*What to do*. Extract the full listing below without altering a single character.

*Information provided*.

++++++++++

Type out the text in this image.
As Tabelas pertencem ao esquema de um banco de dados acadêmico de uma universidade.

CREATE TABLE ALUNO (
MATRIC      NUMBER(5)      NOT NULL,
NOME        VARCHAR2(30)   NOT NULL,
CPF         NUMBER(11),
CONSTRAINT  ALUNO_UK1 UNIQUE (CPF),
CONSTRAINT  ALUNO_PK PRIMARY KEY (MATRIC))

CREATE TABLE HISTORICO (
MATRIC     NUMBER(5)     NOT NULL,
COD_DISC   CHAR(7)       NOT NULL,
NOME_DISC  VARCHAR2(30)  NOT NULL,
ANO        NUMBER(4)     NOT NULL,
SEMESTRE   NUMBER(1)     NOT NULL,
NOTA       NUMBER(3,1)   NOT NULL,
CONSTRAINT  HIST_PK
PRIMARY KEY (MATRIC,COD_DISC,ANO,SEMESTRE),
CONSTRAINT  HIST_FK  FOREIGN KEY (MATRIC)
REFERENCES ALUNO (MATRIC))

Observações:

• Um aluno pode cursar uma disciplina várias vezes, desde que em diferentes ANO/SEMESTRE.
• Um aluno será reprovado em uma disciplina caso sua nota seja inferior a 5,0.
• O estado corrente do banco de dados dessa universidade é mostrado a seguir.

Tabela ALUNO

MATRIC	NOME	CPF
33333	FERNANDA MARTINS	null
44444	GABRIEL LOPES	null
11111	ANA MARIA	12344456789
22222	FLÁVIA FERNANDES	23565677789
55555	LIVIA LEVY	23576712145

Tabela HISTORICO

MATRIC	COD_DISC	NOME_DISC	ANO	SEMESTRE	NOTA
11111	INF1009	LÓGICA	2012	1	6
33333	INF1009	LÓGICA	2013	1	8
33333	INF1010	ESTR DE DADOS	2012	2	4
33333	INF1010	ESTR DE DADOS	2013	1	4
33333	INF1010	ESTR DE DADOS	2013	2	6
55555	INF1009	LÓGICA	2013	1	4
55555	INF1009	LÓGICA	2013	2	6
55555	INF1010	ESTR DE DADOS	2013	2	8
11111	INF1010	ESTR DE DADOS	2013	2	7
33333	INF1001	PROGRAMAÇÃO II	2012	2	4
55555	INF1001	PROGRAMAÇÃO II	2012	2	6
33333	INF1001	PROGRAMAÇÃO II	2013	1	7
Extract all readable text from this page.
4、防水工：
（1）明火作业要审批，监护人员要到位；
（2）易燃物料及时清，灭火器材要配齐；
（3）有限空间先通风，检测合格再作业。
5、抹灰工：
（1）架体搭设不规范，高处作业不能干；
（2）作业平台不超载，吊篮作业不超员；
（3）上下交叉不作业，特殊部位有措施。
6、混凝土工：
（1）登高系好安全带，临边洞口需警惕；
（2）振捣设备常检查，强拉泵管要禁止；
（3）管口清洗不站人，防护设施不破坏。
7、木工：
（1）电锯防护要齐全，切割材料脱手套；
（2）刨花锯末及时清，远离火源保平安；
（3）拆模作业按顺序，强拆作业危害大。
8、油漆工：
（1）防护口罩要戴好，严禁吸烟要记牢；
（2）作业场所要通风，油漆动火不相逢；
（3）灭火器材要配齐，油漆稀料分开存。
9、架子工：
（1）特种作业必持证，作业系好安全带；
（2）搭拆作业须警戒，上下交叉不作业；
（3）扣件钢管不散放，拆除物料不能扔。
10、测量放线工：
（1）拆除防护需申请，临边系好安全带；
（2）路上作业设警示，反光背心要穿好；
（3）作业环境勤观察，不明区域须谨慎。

++++++++++

*Answer in full*.
Type out the text in this image.
As Tabelas pertencem ao esquema de um banco de dados acadêmico de uma universidade.

CREATE TABLE ALUNO (
MATRIC      NUMBER(5)      NOT NULL,
NOME        VARCHAR2(30)   NOT NULL,
CPF         NUMBER(11),
CONSTRAINT  ALUNO_UK1 UNIQUE (CPF),
CONSTRAINT  ALUNO_PK PRIMARY KEY (MATRIC))

CREATE TABLE HISTORICO (
MATRIC     NUMBER(5)     NOT NULL,
COD_DISC   CHAR(7)       NOT NULL,
NOME_DISC  VARCHAR2(30)  NOT NULL,
ANO        NUMBER(4)     NOT NULL,
SEMESTRE   NUMBER(1)     NOT NULL,
NOTA       NUMBER(3,1)   NOT NULL,
CONSTRAINT  HIST_PK
PRIMARY KEY (MATRIC,COD_DISC,ANO,SEMESTRE),
CONSTRAINT  HIST_FK  FOREIGN KEY (MATRIC)
REFERENCES ALUNO (MATRIC))

Observações:

• Um aluno pode cursar uma disciplina várias vezes, desde que em diferentes ANO/SEMESTRE.
• Um aluno será reprovado em uma disciplina caso sua nota seja inferior a 5,0.
• O estado corrente do banco de dados dessa universidade é mostrado a seguir.

Tabela ALUNO

MATRIC	NOME	CPF
33333	FERNANDA MARTINS	null
44444	GABRIEL LOPES	null
11111	ANA MARIA	12344456789
22222	FLÁVIA FERNANDES	23565677789
55555	LIVIA LEVY	23576712145

Tabela HISTORICO

MATRIC	COD_DISC	NOME_DISC	ANO	SEMESTRE	NOTA
11111	INF1009	LÓGICA	2012	1	6
33333	INF1009	LÓGICA	2013	1	8
33333	INF1010	ESTR DE DADOS	2012	2	4
33333	INF1010	ESTR DE DADOS	2013	1	4
33333	INF1010	ESTR DE DADOS	2013	2	6
55555	INF1009	LÓGICA	2013	1	4
55555	INF1009	LÓGICA	2013	2	6
55555	INF1010	ESTR DE DADOS	2013	2	8
11111	INF1010	ESTR DE DADOS	2013	2	7
33333	INF1001	PROGRAMAÇÃO II	2012	2	4
55555	INF1001	PROGRAMAÇÃO II	2012	2	6
33333	INF1001	PROGRAMAÇÃO II	2013	1	7
Extract all readable text from this page.
4、防水工：
（1）明火作业要审批，监护人员要到位；
（2）易燃物料及时清，灭火器材要配齐；
（3）有限空间先通风，检测合格再作业。
5、抹灰工：
（1）架体搭设不规范，高处作业不能干；
（2）作业平台不超载，吊篮作业不超员；
（3）上下交叉不作业，特殊部位有措施。
6、混凝土工：
（1）登高系好安全带，临边洞口需警惕；
（2）振捣设备常检查，强拉泵管要禁止；
（3）管口清洗不站人，防护设施不破坏。
7、木工：
（1）电锯防护要齐全，切割材料脱手套；
（2）刨花锯末及时清，远离火源保平安；
（3）拆模作业按顺序，强拆作业危害大。
8、油漆工：
（1）防护口罩要戴好，严禁吸烟要记牢；
（2）作业场所要通风，油漆动火不相逢；
（3）灭火器材要配齐，油漆稀料分开存。
9、架子工：
（1）特种作业必持证，作业系好安全带；
（2）搭拆作业须警戒，上下交叉不作业；
（3）扣件钢管不散放，拆除物料不能扔。
10、测量放线工：
（1）拆除防护需申请，临边系好安全带；
（2）路上作业设警示，反光背心要穿好；
（3）作业环境勤观察，不明区域须谨慎。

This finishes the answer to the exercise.